** GIVEN RECORDS **
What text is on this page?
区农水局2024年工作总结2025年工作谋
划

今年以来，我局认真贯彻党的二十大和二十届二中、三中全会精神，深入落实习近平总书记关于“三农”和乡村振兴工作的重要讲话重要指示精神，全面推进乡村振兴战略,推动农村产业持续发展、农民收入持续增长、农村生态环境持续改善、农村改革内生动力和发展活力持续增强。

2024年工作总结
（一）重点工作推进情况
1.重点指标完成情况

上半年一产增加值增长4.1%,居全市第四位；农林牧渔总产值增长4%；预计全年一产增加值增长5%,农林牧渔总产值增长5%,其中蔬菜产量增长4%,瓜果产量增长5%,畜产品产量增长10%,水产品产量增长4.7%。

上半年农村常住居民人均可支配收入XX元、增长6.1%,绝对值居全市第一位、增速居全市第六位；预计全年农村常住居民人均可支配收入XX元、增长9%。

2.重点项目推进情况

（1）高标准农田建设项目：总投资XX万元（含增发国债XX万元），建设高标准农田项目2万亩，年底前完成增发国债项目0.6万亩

** BRIEF **
Exactly as they are written, print the entries again.

** OUTPUT FOR THIS TASK **
What text is on this page?
区农水局2024年工作总结2025年工作谋
划

今年以来，我局认真贯彻党的二十大和二十届二中、三中全会精神，深入落实习近平总书记关于“三农”和乡村振兴工作的重要讲话重要指示精神，全面推进乡村振兴战略,推动农村产业持续发展、农民收入持续增长、农村生态环境持续改善、农村改革内生动力和发展活力持续增强。

2024年工作总结
（一）重点工作推进情况
1.重点指标完成情况

上半年一产增加值增长4.1%,居全市第四位；农林牧渔总产值增长4%；预计全年一产增加值增长5%,农林牧渔总产值增长5%,其中蔬菜产量增长4%,瓜果产量增长5%,畜产品产量增长10%,水产品产量增长4.7%。

上半年农村常住居民人均可支配收入XX元、增长6.1%,绝对值居全市第一位、增速居全市第六位；预计全年农村常住居民人均可支配收入XX元、增长9%。

2.重点项目推进情况

（1）高标准农田建设项目：总投资XX万元（含增发国债XX万元），建设高标准农田项目2万亩，年底前完成增发国债项目0.6万亩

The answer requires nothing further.